Task prompt
Write out the listing below without alteration, omitting its pictures.

Supplied data
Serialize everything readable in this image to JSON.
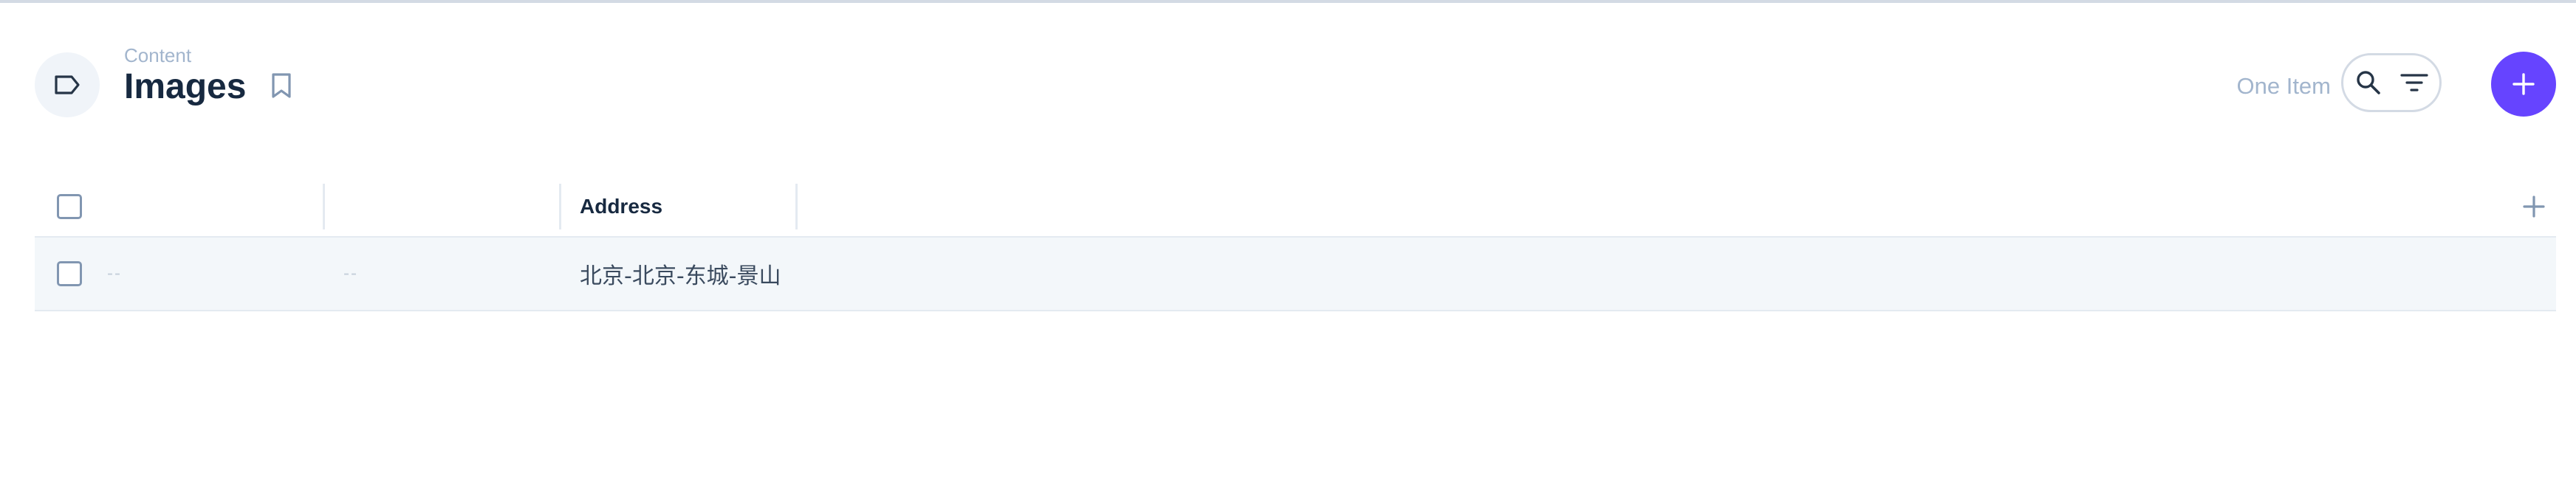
{
  "header": {
    "breadcrumb": "Content",
    "title": "Images",
    "item_count": "One Item",
    "title_icon": "label-icon",
    "bookmark_icon": "bookmark-icon",
    "search_icon": "search-icon",
    "filter_icon": "filter-icon",
    "add_icon": "plus-icon"
  },
  "table": {
    "columns": [
      "",
      "",
      "Address"
    ],
    "rows": [
      {
        "cells": [
          "--",
          "--",
          "北京-北京-东城-景山"
        ]
      }
    ],
    "add_column_icon": "plus-icon"
  },
  "colors": {
    "accent": "#6644ff",
    "title": "#172940",
    "muted": "#a2b5cd",
    "row_background": "#f3f7fa"
  }
}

Solution to the exercise
Serialize everything readable in this image to JSON.
{
  "header": {
    "breadcrumb": "Content",
    "title": "Images",
    "item_count": "One Item",
    "title_icon": "label-icon",
    "bookmark_icon": "bookmark-icon",
    "search_icon": "search-icon",
    "filter_icon": "filter-icon",
    "add_icon": "plus-icon"
  },
  "table": {
    "columns": [
      "",
      "",
      "Address"
    ],
    "rows": [
      {
        "cells": [
          "--",
          "--",
          "北京-北京-东城-景山"
        ]
      }
    ],
    "add_column_icon": "plus-icon"
  },
  "colors": {
    "accent": "#6644ff",
    "title": "#172940",
    "muted": "#a2b5cd",
    "row_background": "#f3f7fa"
  }
}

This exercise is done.